## REQUIREMENTS
Please find all lines in the data that hold the string "name" and copy them.

## DATA FOR PROCESSING
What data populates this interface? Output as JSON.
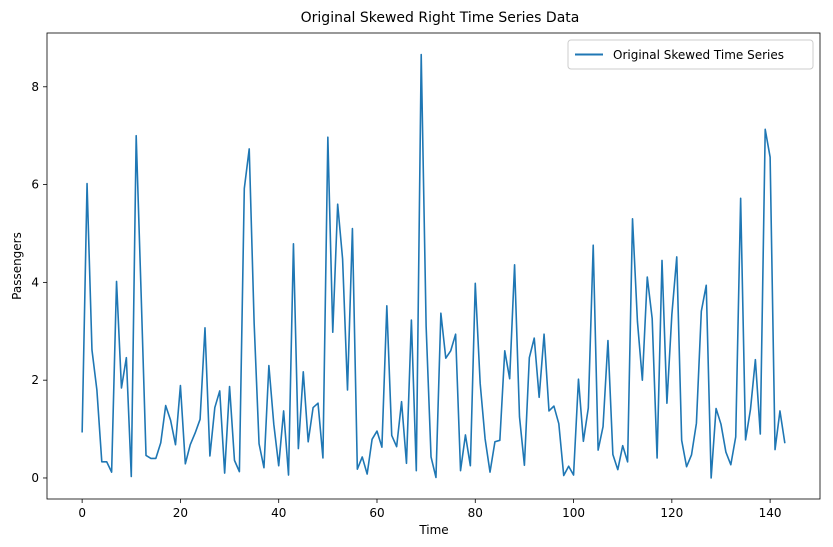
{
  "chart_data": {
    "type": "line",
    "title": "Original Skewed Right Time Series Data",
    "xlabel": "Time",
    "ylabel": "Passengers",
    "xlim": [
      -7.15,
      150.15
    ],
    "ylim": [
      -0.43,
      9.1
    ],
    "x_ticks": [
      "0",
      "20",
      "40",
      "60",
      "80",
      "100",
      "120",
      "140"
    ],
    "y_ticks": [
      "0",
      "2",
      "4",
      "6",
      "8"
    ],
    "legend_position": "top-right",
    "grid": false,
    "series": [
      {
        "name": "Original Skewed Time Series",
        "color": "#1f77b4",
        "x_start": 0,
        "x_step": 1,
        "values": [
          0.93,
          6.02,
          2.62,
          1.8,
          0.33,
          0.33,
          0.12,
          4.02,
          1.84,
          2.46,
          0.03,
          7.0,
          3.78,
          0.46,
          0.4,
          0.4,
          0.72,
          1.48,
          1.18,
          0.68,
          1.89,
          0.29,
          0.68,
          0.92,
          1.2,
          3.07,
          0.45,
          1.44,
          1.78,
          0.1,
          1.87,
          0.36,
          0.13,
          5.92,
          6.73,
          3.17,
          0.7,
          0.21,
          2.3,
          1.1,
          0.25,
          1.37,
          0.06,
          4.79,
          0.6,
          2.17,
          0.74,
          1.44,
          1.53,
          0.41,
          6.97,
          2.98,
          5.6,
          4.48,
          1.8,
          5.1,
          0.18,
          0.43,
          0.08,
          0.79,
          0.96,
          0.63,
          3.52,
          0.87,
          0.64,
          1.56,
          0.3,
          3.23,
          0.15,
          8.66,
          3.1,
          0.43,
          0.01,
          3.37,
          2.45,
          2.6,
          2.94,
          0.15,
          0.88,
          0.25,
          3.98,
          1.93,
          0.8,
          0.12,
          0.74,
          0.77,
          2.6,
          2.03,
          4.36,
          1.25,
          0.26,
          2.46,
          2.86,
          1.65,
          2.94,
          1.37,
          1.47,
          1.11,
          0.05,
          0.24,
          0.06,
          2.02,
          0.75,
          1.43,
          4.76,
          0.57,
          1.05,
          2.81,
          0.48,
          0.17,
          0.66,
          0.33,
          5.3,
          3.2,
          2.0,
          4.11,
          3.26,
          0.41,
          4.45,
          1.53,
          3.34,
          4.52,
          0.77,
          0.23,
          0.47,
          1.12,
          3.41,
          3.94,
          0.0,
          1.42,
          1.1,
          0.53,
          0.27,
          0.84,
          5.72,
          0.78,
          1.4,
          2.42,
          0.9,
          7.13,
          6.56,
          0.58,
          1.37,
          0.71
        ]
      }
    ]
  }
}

--

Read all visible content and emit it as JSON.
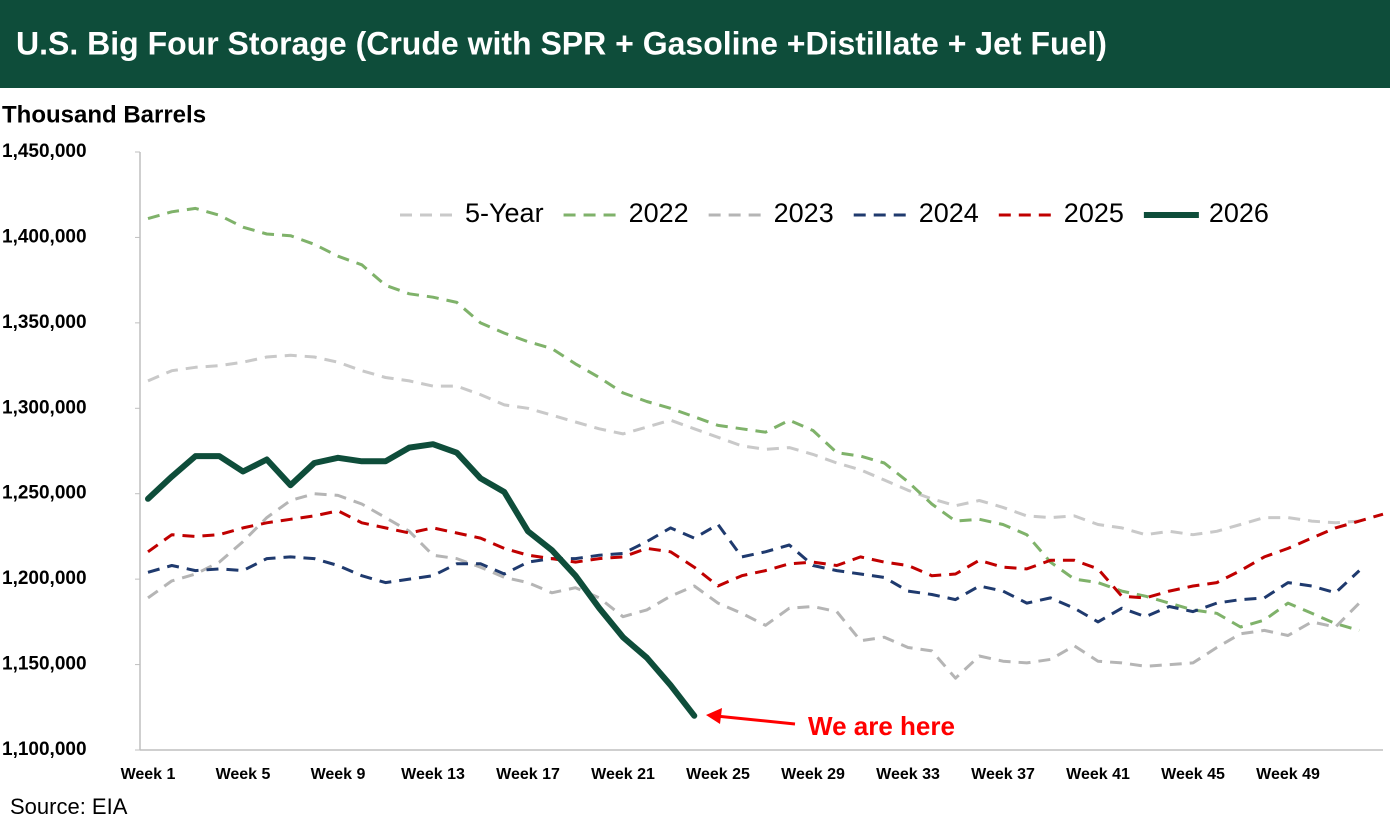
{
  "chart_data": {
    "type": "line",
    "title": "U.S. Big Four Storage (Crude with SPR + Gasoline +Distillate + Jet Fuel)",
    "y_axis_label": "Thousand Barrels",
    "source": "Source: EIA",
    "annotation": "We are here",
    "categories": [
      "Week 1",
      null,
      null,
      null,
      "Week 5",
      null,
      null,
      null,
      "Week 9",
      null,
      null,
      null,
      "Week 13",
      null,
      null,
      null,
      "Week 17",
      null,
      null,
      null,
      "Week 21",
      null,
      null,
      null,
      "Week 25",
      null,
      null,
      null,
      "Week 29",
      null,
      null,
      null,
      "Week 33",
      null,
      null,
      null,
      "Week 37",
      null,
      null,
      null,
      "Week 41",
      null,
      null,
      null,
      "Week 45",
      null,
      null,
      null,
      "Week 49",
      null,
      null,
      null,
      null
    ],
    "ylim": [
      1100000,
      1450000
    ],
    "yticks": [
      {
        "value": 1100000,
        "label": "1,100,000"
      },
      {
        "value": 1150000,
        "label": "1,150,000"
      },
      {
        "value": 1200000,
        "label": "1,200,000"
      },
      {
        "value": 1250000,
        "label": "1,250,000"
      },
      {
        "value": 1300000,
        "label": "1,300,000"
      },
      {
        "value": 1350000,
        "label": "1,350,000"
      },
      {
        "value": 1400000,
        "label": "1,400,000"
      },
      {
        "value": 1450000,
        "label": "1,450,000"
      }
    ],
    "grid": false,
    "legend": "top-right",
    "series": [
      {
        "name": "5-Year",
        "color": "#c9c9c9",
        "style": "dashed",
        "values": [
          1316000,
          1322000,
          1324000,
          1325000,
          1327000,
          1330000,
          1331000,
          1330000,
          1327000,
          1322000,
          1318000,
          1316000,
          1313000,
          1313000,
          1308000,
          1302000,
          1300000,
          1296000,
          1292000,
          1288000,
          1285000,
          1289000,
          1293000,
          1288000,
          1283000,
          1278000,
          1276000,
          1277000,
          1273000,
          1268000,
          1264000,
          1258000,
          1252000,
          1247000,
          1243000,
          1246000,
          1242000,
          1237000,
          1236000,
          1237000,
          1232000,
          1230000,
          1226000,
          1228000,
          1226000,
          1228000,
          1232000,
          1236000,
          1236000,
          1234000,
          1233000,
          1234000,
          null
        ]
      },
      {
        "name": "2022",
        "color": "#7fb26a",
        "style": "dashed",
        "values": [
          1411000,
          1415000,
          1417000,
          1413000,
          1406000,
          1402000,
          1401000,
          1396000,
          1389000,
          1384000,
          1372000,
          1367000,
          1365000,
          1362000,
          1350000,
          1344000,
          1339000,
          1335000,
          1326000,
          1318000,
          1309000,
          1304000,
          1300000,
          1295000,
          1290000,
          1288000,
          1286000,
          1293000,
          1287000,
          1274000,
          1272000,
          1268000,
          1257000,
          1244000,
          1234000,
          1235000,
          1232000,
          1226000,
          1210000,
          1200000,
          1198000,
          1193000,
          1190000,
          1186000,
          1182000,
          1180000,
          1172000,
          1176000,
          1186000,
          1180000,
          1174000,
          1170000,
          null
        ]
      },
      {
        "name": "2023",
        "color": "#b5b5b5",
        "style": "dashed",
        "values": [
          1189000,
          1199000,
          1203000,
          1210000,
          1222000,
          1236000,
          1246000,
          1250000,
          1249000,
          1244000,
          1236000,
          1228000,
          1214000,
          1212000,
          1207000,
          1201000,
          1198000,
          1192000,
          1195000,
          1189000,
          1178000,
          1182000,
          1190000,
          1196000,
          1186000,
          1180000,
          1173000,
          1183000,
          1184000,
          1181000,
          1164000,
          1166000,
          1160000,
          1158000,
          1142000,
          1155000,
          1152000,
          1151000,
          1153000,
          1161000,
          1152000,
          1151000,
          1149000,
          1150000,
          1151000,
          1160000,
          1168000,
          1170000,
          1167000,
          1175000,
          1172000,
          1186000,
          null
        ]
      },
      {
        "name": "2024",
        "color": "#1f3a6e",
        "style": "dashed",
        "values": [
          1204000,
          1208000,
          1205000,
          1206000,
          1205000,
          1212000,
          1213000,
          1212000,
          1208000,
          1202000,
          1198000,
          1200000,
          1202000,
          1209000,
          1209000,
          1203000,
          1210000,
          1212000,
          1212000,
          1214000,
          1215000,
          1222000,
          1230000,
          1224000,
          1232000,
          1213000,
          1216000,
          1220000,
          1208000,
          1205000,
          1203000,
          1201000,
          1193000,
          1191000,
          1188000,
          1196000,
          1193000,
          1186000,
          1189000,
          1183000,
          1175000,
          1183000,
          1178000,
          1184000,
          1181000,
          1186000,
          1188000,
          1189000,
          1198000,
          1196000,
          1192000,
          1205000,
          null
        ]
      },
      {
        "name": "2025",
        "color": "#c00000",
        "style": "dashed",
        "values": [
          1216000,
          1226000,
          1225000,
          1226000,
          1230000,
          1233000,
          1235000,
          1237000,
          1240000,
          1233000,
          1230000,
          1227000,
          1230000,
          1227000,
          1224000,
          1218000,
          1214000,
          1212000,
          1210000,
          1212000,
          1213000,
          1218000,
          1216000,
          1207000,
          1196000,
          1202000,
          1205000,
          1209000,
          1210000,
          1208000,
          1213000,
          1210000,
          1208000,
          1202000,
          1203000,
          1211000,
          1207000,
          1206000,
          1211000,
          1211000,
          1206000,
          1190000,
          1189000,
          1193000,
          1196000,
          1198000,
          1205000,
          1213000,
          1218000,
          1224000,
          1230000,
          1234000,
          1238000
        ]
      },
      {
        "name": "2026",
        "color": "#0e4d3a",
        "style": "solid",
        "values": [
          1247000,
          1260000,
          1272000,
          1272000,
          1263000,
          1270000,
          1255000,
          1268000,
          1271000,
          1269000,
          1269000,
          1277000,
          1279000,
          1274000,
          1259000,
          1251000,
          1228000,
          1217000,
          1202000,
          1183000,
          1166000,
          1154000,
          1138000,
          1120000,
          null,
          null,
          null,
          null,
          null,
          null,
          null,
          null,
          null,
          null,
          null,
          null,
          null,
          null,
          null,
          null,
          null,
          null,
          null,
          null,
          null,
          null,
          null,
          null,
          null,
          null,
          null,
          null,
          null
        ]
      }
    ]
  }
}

## THE REPLY
        "name": "Original Skewed Time Series",
        "name": "5-Year",
        "name": "2022",
        "name": "2023",
        "name": "2024",
        "name": "2025",
        "name": "2026",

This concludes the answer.